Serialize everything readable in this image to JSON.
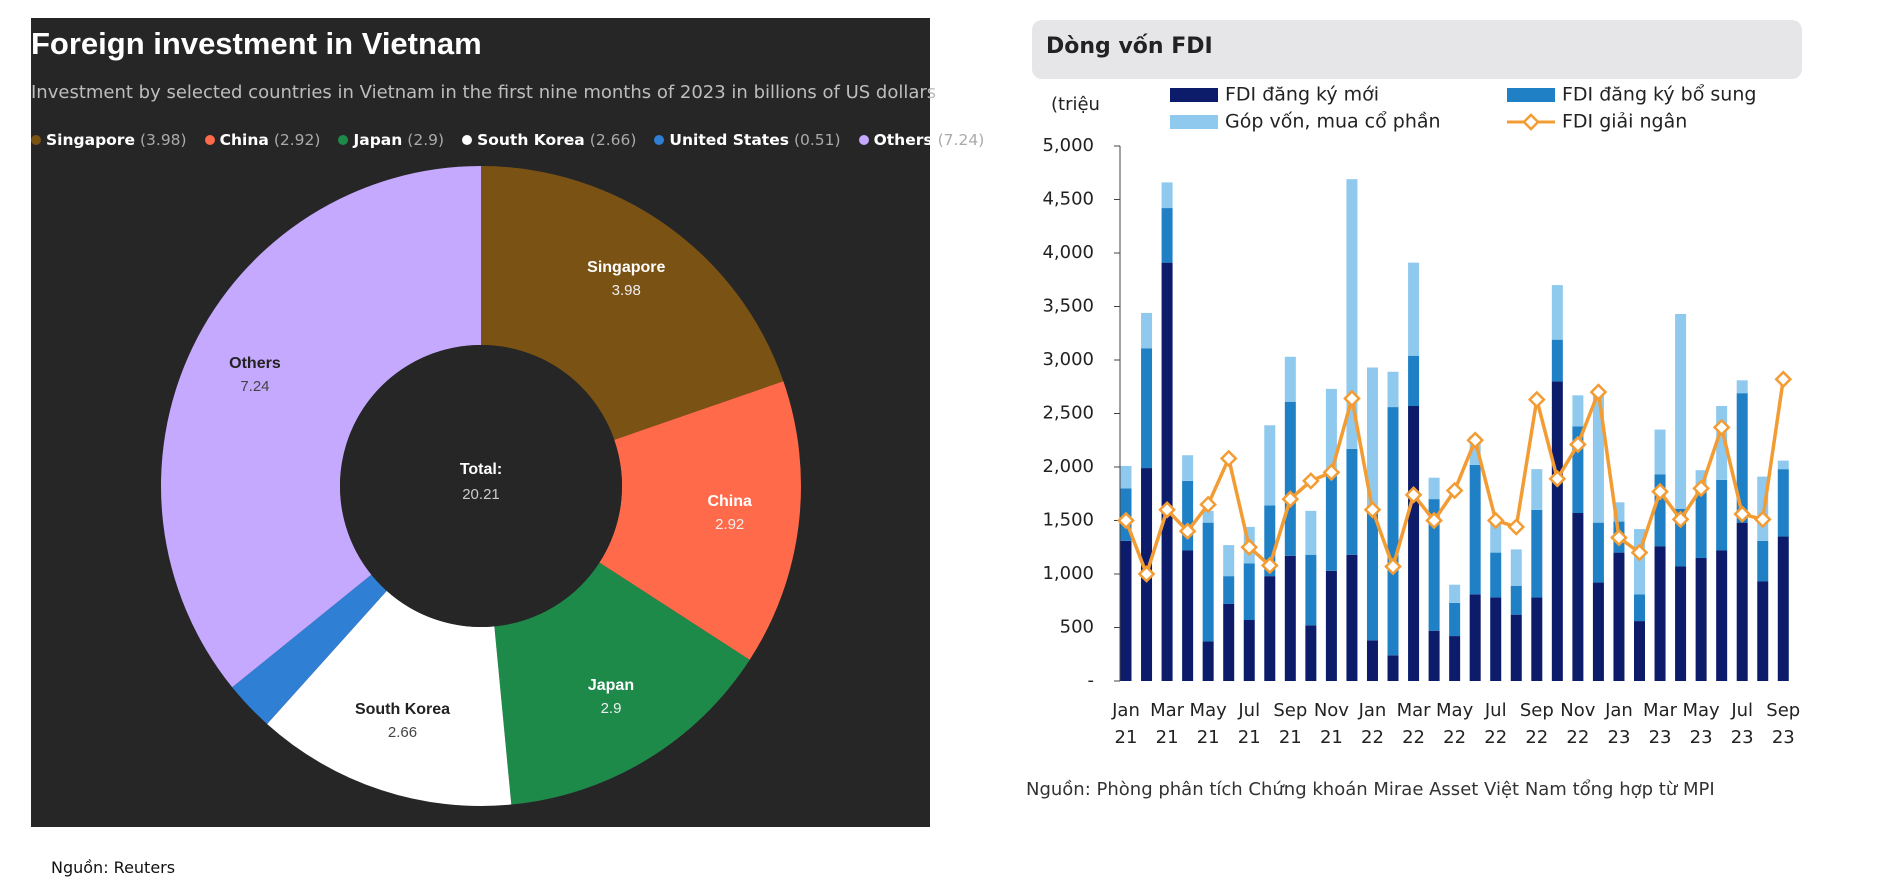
{
  "chart_data": [
    {
      "type": "pie",
      "title": "Foreign investment in Vietnam",
      "subtitle": "Investment by selected countries in Vietnam in the first nine months of 2023 in billions of US dollars",
      "categories": [
        "Singapore",
        "China",
        "Japan",
        "South Korea",
        "United States",
        "Others"
      ],
      "values": [
        3.98,
        2.92,
        2.9,
        2.66,
        0.51,
        7.24
      ],
      "colors": [
        "#7a5213",
        "#ff6b4a",
        "#1e8a4a",
        "#ffffff",
        "#2f7fd4",
        "#c5a9ff"
      ],
      "center_label": "Total:",
      "center_value": 20.21,
      "source": "Nguồn: Reuters"
    },
    {
      "type": "bar",
      "stacked": true,
      "title": "Dòng vốn FDI",
      "y_label": "(triệu",
      "categories": [
        "Jan 21",
        null,
        "Mar 21",
        null,
        "May 21",
        null,
        "Jul 21",
        null,
        "Sep 21",
        null,
        "Nov 21",
        null,
        "Jan 22",
        null,
        "Mar 22",
        null,
        "May 22",
        null,
        "Jul 22",
        null,
        "Sep 22",
        null,
        "Nov 22",
        null,
        "Jan 23",
        null,
        "Mar 23",
        null,
        "May 23",
        null,
        "Jul 23",
        null,
        "Sep 23"
      ],
      "series": [
        {
          "name": "FDI đăng ký mới",
          "color": "#0c1c6b",
          "values": [
            1310,
            1990,
            3910,
            1220,
            370,
            720,
            570,
            980,
            1170,
            520,
            1030,
            1180,
            380,
            240,
            2570,
            470,
            420,
            810,
            780,
            620,
            780,
            2800,
            1570,
            920,
            1200,
            560,
            1260,
            1070,
            1150,
            1220,
            1480,
            930,
            1350
          ]
        },
        {
          "name": "FDI đăng ký bổ sung",
          "color": "#1f80c6",
          "values": [
            490,
            1120,
            510,
            650,
            1110,
            260,
            530,
            660,
            1440,
            660,
            900,
            990,
            1190,
            2320,
            470,
            1230,
            310,
            1210,
            420,
            270,
            820,
            390,
            810,
            560,
            290,
            250,
            670,
            540,
            660,
            660,
            1210,
            380,
            630
          ]
        },
        {
          "name": "Góp vốn, mua cổ phần",
          "color": "#8fc9ee",
          "values": [
            210,
            330,
            240,
            240,
            110,
            290,
            340,
            750,
            420,
            410,
            800,
            2520,
            1360,
            330,
            870,
            200,
            170,
            270,
            330,
            340,
            380,
            510,
            290,
            1230,
            180,
            610,
            420,
            1820,
            160,
            690,
            120,
            600,
            80
          ]
        },
        {
          "name": "FDI giải ngân",
          "color": "#f39c34",
          "type": "line",
          "values": [
            1500,
            1000,
            1600,
            1400,
            1650,
            2080,
            1250,
            1080,
            1700,
            1870,
            1950,
            2640,
            1600,
            1070,
            1740,
            1500,
            1780,
            2250,
            1500,
            1440,
            2630,
            1890,
            2210,
            2700,
            1340,
            1200,
            1770,
            1510,
            1800,
            2370,
            1560,
            1510,
            2820
          ]
        }
      ],
      "ylim": [
        0,
        5000
      ],
      "yticks": [
        {
          "value": 0,
          "label": "-"
        },
        500,
        {
          "value": 1000,
          "label": "1,000"
        },
        {
          "value": 1500,
          "label": "1,500"
        },
        {
          "value": 2000,
          "label": "2,000"
        },
        {
          "value": 2500,
          "label": "2,500"
        },
        {
          "value": 3000,
          "label": "3,000"
        },
        {
          "value": 3500,
          "label": "3,500"
        },
        {
          "value": 4000,
          "label": "4,000"
        },
        {
          "value": 4500,
          "label": "4,500"
        },
        {
          "value": 5000,
          "label": "5,000"
        }
      ],
      "source": "Nguồn: Phòng phân tích Chứng khoán Mirae Asset Việt Nam tổng hợp từ MPI"
    }
  ]
}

-.-.-

* _What the task requires_
Return each line of the data that contains the string "Nguồn".

* _Answer to the task_
      "source": "Nguồn: Reuters"
      "source": "Nguồn: Phòng phân tích Chứng khoán Mirae Asset Việt Nam tổng hợp từ MPI"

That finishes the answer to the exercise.